**Task instructions:**
Copy all of the material below exactly.

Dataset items
******
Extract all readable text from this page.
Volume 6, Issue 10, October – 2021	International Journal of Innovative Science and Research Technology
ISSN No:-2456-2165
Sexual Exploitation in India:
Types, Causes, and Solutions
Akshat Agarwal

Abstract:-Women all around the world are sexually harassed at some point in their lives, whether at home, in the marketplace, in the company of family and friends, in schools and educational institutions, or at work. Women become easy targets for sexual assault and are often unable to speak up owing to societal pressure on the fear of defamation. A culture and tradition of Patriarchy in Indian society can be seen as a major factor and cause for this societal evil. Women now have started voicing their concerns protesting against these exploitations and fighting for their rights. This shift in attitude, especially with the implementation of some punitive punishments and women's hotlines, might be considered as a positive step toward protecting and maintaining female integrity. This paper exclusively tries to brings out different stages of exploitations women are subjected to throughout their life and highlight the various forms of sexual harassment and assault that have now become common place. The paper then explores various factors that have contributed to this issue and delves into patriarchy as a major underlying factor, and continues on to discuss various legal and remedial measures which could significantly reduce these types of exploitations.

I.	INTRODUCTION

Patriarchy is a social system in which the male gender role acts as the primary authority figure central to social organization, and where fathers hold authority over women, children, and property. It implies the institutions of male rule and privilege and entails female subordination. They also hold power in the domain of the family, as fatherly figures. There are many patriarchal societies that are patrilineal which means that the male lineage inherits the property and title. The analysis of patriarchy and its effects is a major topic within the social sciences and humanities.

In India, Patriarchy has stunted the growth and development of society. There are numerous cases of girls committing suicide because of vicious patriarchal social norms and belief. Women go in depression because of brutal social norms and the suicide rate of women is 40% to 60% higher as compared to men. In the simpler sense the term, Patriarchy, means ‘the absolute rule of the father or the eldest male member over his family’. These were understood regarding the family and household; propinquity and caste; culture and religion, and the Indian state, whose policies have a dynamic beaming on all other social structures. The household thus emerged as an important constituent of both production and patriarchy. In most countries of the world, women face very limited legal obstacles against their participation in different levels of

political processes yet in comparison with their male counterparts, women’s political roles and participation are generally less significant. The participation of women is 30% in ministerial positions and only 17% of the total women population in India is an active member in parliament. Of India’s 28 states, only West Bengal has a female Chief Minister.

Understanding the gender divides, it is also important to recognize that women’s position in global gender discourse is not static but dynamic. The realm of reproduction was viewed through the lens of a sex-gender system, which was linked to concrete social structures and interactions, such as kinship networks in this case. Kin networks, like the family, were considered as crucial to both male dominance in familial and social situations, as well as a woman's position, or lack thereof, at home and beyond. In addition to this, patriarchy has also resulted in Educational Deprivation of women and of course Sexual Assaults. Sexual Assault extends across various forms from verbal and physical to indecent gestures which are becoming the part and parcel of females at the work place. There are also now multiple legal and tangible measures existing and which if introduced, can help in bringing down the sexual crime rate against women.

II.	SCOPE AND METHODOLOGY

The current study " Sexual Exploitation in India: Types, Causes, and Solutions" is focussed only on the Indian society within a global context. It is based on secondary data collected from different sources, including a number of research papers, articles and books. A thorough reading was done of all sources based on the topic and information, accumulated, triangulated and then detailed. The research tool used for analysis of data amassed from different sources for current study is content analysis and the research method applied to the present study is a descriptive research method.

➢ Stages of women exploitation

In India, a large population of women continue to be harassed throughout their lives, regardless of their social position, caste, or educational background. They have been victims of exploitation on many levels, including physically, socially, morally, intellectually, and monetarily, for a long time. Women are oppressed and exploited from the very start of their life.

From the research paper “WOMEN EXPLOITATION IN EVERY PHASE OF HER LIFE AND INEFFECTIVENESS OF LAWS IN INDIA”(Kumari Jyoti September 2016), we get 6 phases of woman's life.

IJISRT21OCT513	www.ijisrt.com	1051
******
**Reply to the task:**
Extract all readable text from this page.
Volume 6, Issue 10, October – 2021	International Journal of Innovative Science and Research Technology
ISSN No:-2456-2165
Sexual Exploitation in India:
Types, Causes, and Solutions
Akshat Agarwal

Abstract:-Women all around the world are sexually harassed at some point in their lives, whether at home, in the marketplace, in the company of family and friends, in schools and educational institutions, or at work. Women become easy targets for sexual assault and are often unable to speak up owing to societal pressure on the fear of defamation. A culture and tradition of Patriarchy in Indian society can be seen as a major factor and cause for this societal evil. Women now have started voicing their concerns protesting against these exploitations and fighting for their rights. This shift in attitude, especially with the implementation of some punitive punishments and women's hotlines, might be considered as a positive step toward protecting and maintaining female integrity. This paper exclusively tries to brings out different stages of exploitations women are subjected to throughout their life and highlight the various forms of sexual harassment and assault that have now become common place. The paper then explores various factors that have contributed to this issue and delves into patriarchy as a major underlying factor, and continues on to discuss various legal and remedial measures which could significantly reduce these types of exploitations.

I.	INTRODUCTION

Patriarchy is a social system in which the male gender role acts as the primary authority figure central to social organization, and where fathers hold authority over women, children, and property. It implies the institutions of male rule and privilege and entails female subordination. They also hold power in the domain of the family, as fatherly figures. There are many patriarchal societies that are patrilineal which means that the male lineage inherits the property and title. The analysis of patriarchy and its effects is a major topic within the social sciences and humanities.

In India, Patriarchy has stunted the growth and development of society. There are numerous cases of girls committing suicide because of vicious patriarchal social norms and belief. Women go in depression because of brutal social norms and the suicide rate of women is 40% to 60% higher as compared to men. In the simpler sense the term, Patriarchy, means ‘the absolute rule of the father or the eldest male member over his family’. These were understood regarding the family and household; propinquity and caste; culture and religion, and the Indian state, whose policies have a dynamic beaming on all other social structures. The household thus emerged as an important constituent of both production and patriarchy. In most countries of the world, women face very limited legal obstacles against their participation in different levels of

political processes yet in comparison with their male counterparts, women’s political roles and participation are generally less significant. The participation of women is 30% in ministerial positions and only 17% of the total women population in India is an active member in parliament. Of India’s 28 states, only West Bengal has a female Chief Minister.

Understanding the gender divides, it is also important to recognize that women’s position in global gender discourse is not static but dynamic. The realm of reproduction was viewed through the lens of a sex-gender system, which was linked to concrete social structures and interactions, such as kinship networks in this case. Kin networks, like the family, were considered as crucial to both male dominance in familial and social situations, as well as a woman's position, or lack thereof, at home and beyond. In addition to this, patriarchy has also resulted in Educational Deprivation of women and of course Sexual Assaults. Sexual Assault extends across various forms from verbal and physical to indecent gestures which are becoming the part and parcel of females at the work place. There are also now multiple legal and tangible measures existing and which if introduced, can help in bringing down the sexual crime rate against women.

II.	SCOPE AND METHODOLOGY

The current study " Sexual Exploitation in India: Types, Causes, and Solutions" is focussed only on the Indian society within a global context. It is based on secondary data collected from different sources, including a number of research papers, articles and books. A thorough reading was done of all sources based on the topic and information, accumulated, triangulated and then detailed. The research tool used for analysis of data amassed from different sources for current study is content analysis and the research method applied to the present study is a descriptive research method.

➢ Stages of women exploitation

In India, a large population of women continue to be harassed throughout their lives, regardless of their social position, caste, or educational background. They have been victims of exploitation on many levels, including physically, socially, morally, intellectually, and monetarily, for a long time. Women are oppressed and exploited from the very start of their life.

From the research paper “WOMEN EXPLOITATION IN EVERY PHASE OF HER LIFE AND INEFFECTIVENESS OF LAWS IN INDIA”(Kumari Jyoti September 2016), we get 6 phases of woman's life.

IJISRT21OCT513	www.ijisrt.com	1051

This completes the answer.